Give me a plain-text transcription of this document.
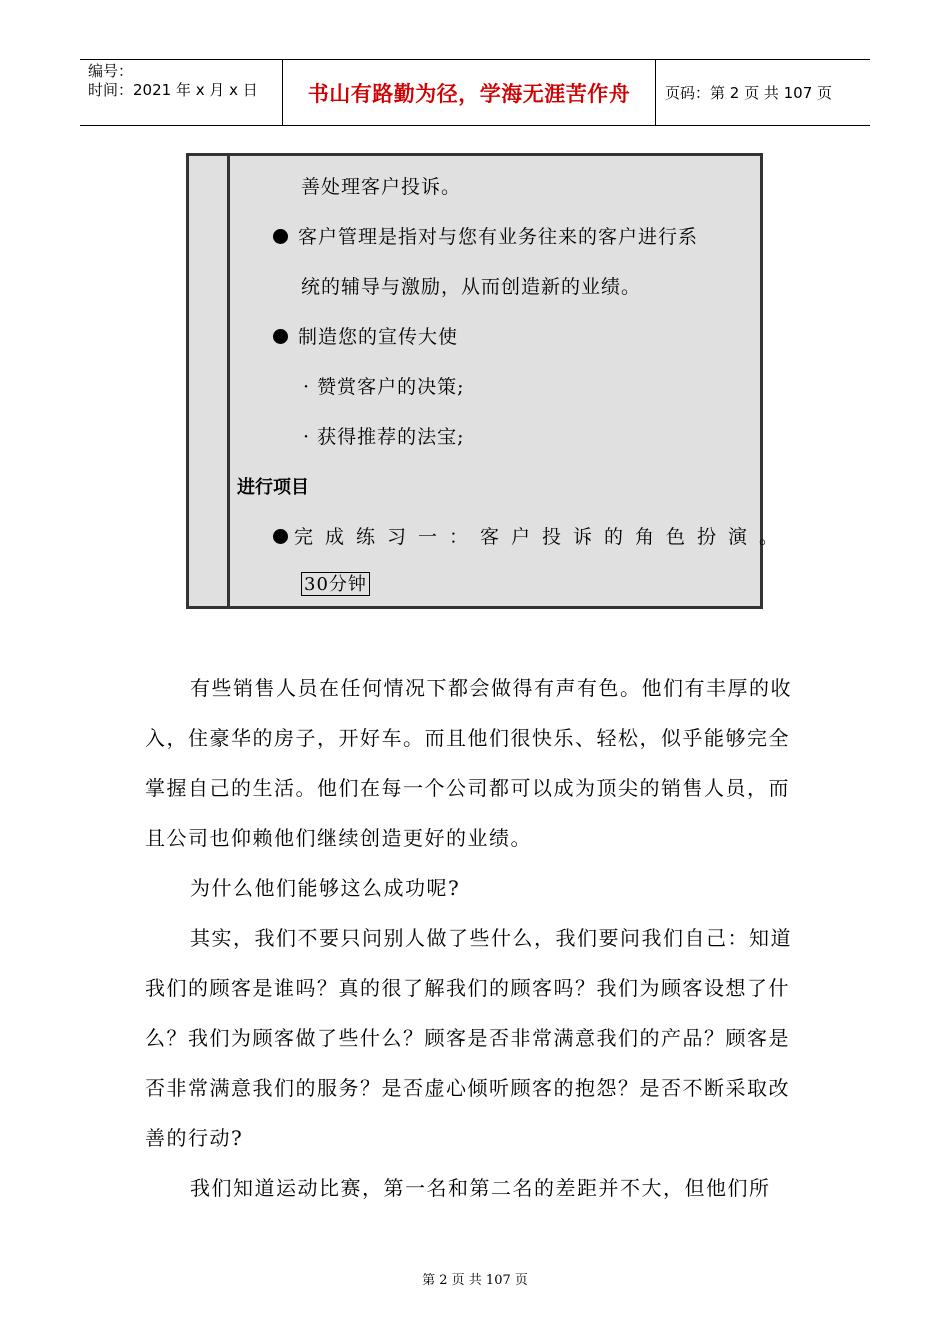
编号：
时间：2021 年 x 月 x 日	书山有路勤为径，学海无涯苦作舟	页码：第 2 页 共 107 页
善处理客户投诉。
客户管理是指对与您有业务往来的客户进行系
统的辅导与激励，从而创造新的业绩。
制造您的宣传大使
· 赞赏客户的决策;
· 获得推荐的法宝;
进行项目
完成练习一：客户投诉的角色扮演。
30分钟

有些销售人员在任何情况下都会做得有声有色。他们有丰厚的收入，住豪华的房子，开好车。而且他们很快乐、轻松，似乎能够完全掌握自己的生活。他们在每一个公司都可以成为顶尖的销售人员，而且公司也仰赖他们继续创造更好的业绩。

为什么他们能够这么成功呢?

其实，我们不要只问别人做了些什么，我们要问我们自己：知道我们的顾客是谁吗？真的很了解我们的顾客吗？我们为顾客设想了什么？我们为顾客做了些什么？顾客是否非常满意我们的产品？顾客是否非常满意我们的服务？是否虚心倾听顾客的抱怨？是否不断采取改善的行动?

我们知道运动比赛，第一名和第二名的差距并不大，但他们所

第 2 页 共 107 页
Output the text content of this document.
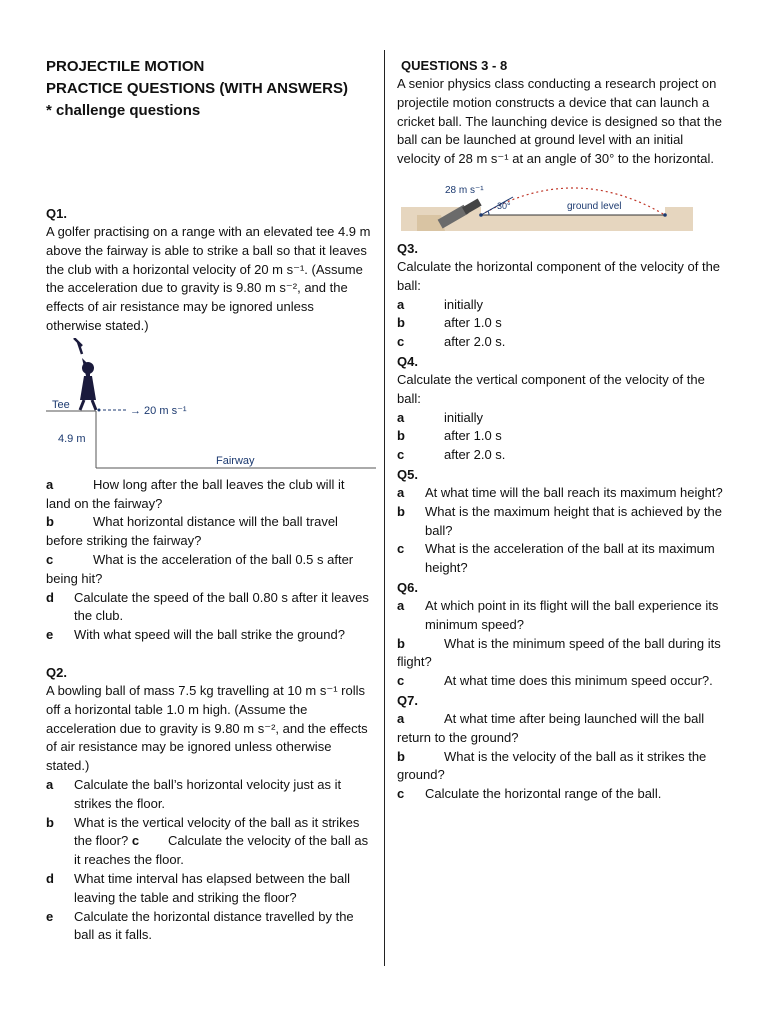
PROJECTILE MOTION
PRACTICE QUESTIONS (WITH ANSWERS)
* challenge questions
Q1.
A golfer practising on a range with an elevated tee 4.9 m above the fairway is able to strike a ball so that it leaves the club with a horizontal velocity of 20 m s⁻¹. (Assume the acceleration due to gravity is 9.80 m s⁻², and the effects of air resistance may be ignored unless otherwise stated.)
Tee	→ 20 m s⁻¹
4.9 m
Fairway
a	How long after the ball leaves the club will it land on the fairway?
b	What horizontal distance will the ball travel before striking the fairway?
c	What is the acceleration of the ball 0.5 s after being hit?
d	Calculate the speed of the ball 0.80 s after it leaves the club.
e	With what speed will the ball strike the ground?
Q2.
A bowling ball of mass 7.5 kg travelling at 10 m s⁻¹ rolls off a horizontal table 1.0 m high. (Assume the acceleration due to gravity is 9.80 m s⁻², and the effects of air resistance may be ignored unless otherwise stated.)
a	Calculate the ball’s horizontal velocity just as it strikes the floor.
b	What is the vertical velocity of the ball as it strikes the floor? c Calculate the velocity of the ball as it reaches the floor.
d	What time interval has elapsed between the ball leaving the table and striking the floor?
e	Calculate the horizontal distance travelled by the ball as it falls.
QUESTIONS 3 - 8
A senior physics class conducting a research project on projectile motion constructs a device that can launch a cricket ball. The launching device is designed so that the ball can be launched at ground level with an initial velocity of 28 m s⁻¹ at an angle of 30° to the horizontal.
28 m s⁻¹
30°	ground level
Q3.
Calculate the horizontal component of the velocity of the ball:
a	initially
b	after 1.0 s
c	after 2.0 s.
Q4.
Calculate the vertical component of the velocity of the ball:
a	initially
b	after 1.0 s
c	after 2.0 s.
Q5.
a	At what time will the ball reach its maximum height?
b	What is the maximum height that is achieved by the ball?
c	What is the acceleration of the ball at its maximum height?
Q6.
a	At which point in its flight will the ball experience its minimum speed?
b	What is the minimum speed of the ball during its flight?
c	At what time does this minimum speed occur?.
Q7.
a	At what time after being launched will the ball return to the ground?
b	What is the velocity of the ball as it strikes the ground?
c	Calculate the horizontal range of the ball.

========================

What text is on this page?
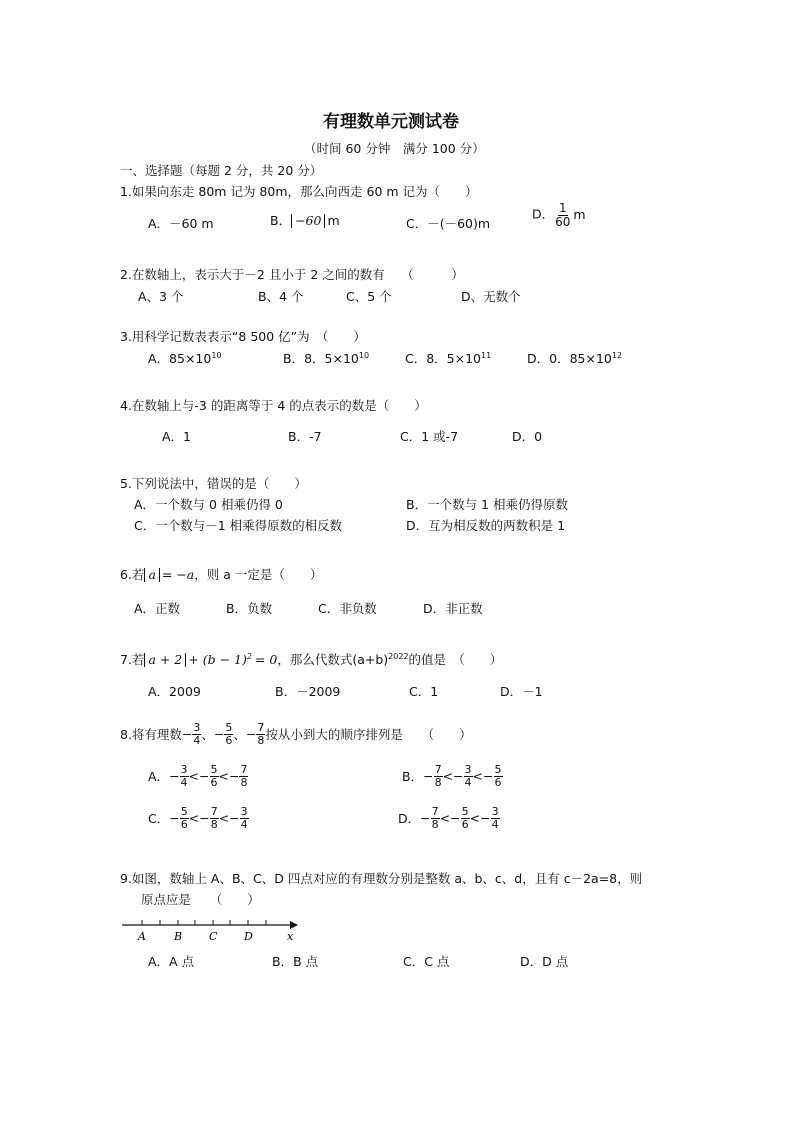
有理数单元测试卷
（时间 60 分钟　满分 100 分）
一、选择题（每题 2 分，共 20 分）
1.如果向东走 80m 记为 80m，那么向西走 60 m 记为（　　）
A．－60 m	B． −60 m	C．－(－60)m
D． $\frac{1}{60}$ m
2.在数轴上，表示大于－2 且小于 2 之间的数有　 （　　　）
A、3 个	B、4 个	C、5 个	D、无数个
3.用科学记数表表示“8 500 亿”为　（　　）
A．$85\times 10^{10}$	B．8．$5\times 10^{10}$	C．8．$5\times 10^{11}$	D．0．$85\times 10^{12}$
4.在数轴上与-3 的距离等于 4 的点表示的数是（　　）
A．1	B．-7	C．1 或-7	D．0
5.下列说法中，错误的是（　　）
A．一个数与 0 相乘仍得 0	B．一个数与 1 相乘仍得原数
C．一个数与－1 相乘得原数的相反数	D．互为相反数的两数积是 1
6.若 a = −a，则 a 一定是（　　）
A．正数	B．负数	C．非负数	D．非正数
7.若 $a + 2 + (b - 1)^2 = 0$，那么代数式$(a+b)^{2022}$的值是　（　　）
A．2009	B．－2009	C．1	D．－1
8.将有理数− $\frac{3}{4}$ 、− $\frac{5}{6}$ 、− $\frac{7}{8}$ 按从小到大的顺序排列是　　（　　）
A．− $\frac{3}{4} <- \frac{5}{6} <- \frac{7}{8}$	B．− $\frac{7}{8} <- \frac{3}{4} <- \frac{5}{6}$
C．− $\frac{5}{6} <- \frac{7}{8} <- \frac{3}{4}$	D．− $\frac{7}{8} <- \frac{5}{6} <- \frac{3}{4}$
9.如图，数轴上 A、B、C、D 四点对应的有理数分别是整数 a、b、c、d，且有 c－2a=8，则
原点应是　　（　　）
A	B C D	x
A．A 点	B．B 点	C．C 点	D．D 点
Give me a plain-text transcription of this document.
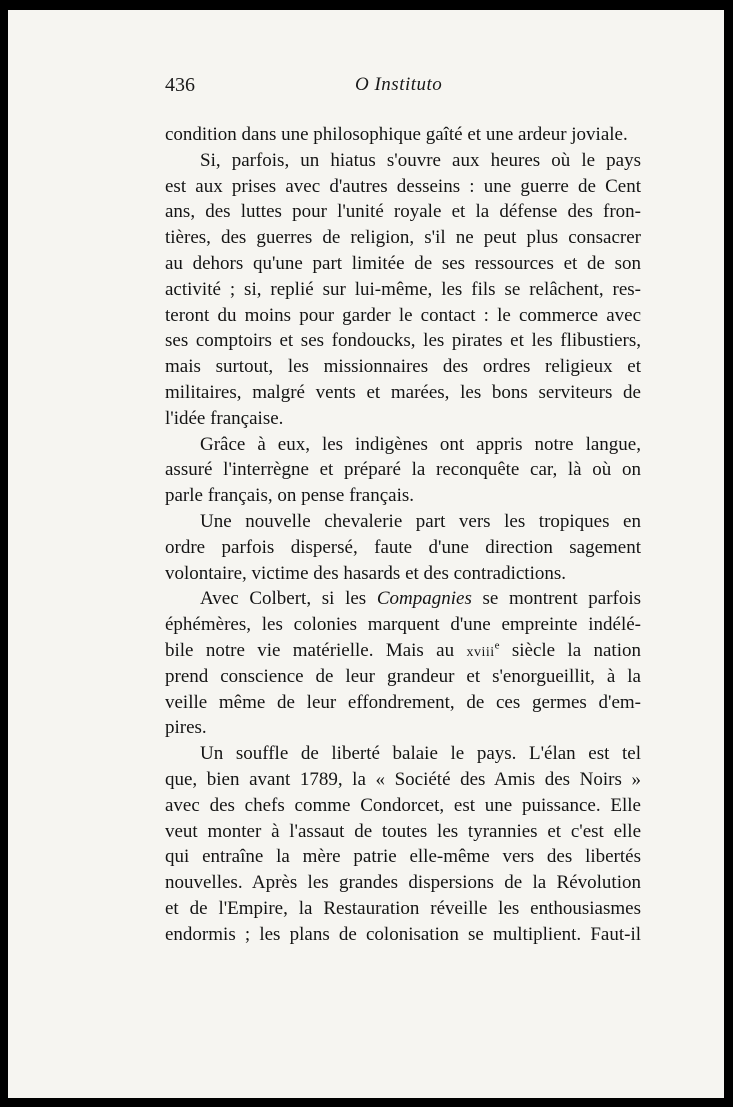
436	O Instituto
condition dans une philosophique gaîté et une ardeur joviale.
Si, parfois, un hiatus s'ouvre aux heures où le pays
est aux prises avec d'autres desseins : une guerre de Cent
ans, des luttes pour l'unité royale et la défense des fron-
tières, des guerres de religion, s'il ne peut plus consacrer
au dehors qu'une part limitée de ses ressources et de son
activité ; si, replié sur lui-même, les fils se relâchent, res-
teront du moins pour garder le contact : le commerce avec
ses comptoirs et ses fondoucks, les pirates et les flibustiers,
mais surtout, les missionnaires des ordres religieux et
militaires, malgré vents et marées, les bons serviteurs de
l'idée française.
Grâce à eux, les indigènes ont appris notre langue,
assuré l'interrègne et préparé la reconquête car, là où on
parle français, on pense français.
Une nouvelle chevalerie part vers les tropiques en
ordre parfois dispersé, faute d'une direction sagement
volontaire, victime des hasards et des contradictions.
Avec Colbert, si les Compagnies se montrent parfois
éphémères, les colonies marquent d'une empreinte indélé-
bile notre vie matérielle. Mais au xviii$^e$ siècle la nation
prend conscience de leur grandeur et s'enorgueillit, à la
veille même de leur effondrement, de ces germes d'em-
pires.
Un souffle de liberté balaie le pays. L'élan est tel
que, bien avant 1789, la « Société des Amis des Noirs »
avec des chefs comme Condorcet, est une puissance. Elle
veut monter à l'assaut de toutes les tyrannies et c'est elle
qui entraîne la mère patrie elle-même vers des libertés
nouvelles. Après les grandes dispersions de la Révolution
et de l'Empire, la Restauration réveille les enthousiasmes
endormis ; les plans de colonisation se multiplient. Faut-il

========================

AIM OF THE EXERCISE = Scan the material above for the word "striking". Copy each line where it occurs.

RESPONSE =
b	What horizontal distance will the ball travel before striking the fairway?
d	What time interval has elapsed between the ball leaving the table and striking the floor?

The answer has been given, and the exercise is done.